**Requirements**
Set down the records once more, please, exactly and with the pictures left out.

[Collected data]
══════════════════════════════

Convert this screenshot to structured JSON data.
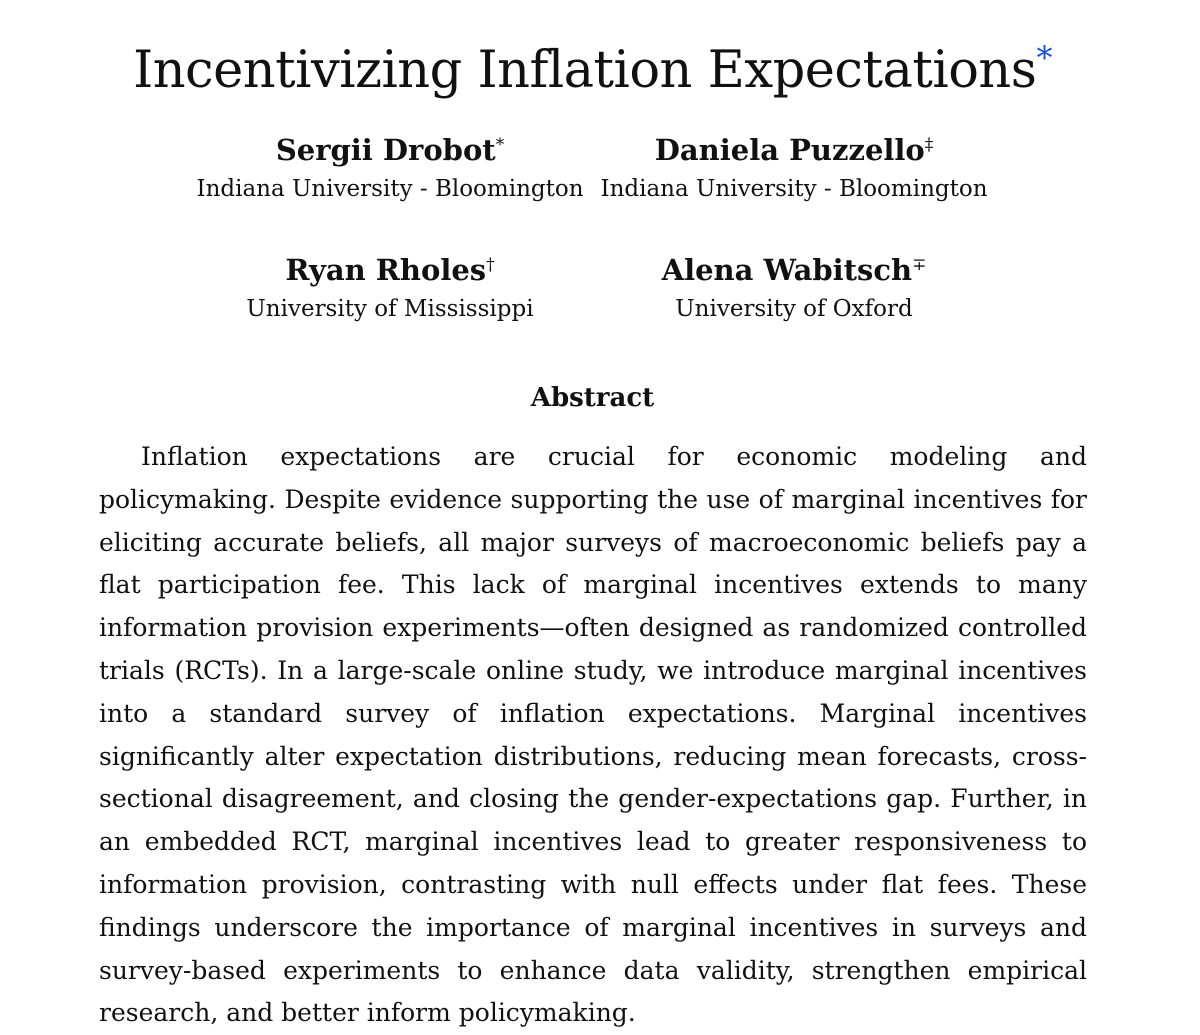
{
  "paper": {
    "title": "Incentivizing Inflation Expectations",
    "title_mark": "*",
    "authors": [
      {
        "name": "Sergii Drobot",
        "mark": "*",
        "affiliation": "Indiana University - Bloomington"
      },
      {
        "name": "Daniela Puzzello",
        "mark": "‡",
        "affiliation": "Indiana University - Bloomington"
      },
      {
        "name": "Ryan Rholes",
        "mark": "†",
        "affiliation": "University of Mississippi"
      },
      {
        "name": "Alena Wabitsch",
        "mark": "∓",
        "affiliation": "University of Oxford"
      }
    ],
    "abstract_heading": "Abstract",
    "abstract_text": "Inflation expectations are crucial for economic modeling and policymaking. Despite evidence supporting the use of marginal incentives for eliciting accurate beliefs, all major surveys of macroeconomic beliefs pay a flat participation fee. This lack of marginal incentives extends to many information provision experiments—often designed as randomized controlled trials (RCTs). In a large-scale online study, we introduce marginal incentives into a standard survey of inflation expec­tations. Marginal incentives significantly alter expectation distributions, reducing mean forecasts, cross-sectional disagreement, and closing the gender-expectations gap. Further, in an embedded RCT, marginal incentives lead to greater responsive­ness to information provision, contrasting with null effects under flat fees. These findings underscore the importance of marginal incentives in surveys and survey-based experiments to enhance data validity, strengthen empirical research, and better inform policymaking."
  }
}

══════════════════════════════

**Output of the exercise**
Convert this screenshot to structured JSON data.
{
  "paper": {
    "title": "Incentivizing Inflation Expectations",
    "title_mark": "*",
    "authors": [
      {
        "name": "Sergii Drobot",
        "mark": "*",
        "affiliation": "Indiana University - Bloomington"
      },
      {
        "name": "Daniela Puzzello",
        "mark": "‡",
        "affiliation": "Indiana University - Bloomington"
      },
      {
        "name": "Ryan Rholes",
        "mark": "†",
        "affiliation": "University of Mississippi"
      },
      {
        "name": "Alena Wabitsch",
        "mark": "∓",
        "affiliation": "University of Oxford"
      }
    ],
    "abstract_heading": "Abstract",
    "abstract_text": "Inflation expectations are crucial for economic modeling and policymaking. Despite evidence supporting the use of marginal incentives for eliciting accurate beliefs, all major surveys of macroeconomic beliefs pay a flat participation fee. This lack of marginal incentives extends to many information provision experiments—often designed as randomized controlled trials (RCTs). In a large-scale online study, we introduce marginal incentives into a standard survey of inflation expec­tations. Marginal incentives significantly alter expectation distributions, reducing mean forecasts, cross-sectional disagreement, and closing the gender-expectations gap. Further, in an embedded RCT, marginal incentives lead to greater responsive­ness to information provision, contrasting with null effects under flat fees. These findings underscore the importance of marginal incentives in surveys and survey-based experiments to enhance data validity, strengthen empirical research, and better inform policymaking."
  }
}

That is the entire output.